Written exercise ▸ Which lines in the records below contain the word "this"? Copy each of them.

[Records from a data source]
==*==

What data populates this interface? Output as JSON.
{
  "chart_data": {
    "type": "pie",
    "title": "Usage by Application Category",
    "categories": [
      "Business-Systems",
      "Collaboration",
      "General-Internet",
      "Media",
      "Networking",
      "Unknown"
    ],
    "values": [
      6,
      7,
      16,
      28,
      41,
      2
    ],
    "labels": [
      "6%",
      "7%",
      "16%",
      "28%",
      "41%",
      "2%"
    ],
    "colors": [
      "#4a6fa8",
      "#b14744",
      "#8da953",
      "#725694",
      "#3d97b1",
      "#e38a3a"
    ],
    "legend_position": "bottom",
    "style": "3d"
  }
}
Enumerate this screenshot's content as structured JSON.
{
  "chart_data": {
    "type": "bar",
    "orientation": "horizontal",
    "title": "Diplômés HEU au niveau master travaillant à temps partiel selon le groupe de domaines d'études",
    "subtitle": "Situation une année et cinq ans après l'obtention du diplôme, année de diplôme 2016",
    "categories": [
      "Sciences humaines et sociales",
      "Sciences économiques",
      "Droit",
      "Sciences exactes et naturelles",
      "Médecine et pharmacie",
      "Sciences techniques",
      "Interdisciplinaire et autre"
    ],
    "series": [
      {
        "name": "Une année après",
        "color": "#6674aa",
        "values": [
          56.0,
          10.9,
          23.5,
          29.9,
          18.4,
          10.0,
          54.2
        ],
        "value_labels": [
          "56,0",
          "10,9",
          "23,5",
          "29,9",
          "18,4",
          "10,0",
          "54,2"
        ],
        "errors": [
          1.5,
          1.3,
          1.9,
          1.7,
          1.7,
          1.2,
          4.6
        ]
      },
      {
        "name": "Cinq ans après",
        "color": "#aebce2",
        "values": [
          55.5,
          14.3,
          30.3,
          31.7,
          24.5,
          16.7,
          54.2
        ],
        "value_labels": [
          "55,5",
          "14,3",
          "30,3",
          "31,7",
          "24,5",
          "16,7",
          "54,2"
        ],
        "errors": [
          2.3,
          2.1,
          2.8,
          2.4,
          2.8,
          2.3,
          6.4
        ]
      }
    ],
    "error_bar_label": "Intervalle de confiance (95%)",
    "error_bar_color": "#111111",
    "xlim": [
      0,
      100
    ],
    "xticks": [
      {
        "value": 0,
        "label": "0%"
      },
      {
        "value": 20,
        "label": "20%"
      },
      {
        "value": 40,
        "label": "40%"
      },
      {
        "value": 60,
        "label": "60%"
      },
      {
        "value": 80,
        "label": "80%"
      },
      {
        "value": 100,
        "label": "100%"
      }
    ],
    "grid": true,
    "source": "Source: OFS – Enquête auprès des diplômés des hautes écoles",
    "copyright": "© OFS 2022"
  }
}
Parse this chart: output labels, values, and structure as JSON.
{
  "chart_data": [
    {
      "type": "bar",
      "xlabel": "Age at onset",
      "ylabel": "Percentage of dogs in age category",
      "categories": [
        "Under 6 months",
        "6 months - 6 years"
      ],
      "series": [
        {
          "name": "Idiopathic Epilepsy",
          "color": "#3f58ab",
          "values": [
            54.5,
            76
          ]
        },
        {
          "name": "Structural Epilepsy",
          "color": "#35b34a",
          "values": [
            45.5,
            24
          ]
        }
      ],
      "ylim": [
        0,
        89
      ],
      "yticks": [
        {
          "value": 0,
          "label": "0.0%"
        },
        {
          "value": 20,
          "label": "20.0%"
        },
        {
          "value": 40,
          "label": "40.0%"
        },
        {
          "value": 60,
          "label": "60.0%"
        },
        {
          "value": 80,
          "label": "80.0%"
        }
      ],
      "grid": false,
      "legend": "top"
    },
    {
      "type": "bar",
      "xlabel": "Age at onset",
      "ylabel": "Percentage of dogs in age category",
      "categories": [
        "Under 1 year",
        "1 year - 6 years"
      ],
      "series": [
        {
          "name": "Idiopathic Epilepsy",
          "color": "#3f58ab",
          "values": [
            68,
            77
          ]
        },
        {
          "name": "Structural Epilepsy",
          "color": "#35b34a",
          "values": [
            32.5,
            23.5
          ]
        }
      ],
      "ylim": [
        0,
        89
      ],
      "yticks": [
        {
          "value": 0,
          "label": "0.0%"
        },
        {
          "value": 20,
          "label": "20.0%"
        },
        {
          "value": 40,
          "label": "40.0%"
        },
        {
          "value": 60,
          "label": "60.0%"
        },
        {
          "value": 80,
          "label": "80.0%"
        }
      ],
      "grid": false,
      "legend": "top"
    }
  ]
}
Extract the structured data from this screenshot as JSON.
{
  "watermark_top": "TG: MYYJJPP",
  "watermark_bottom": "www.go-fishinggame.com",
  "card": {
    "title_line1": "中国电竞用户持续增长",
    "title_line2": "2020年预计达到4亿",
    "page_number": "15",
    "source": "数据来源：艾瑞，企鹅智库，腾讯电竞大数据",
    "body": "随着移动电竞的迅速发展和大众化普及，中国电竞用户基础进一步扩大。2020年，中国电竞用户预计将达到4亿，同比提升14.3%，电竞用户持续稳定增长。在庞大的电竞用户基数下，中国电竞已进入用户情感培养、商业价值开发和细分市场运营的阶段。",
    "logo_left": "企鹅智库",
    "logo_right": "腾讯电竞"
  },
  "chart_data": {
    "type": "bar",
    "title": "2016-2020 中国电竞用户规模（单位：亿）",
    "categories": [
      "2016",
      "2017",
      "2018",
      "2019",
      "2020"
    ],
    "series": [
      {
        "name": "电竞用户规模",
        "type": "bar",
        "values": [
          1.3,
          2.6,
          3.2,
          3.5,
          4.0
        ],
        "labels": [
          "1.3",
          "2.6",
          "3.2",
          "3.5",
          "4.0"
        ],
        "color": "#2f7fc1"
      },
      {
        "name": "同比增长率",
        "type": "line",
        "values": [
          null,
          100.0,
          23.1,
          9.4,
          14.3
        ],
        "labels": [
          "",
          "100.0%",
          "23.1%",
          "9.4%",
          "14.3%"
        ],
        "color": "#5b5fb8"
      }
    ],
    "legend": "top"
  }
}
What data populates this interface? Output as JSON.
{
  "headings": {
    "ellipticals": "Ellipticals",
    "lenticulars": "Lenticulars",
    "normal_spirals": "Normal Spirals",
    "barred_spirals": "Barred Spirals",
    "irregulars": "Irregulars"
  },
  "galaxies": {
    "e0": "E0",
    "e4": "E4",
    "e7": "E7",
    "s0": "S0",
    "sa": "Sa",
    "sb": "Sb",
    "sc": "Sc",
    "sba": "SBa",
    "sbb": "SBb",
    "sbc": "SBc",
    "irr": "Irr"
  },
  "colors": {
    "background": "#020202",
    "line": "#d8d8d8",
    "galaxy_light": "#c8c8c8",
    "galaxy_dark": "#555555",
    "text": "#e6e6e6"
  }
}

==*==

Written solution ▸
What data populates this interface? Output as JSON.
Enumerate this screenshot's content as structured JSON.
Parse this chart: output labels, values, and structure as JSON.
Extract the structured data from this screenshot as JSON.
What data populates this interface? Output as JSON.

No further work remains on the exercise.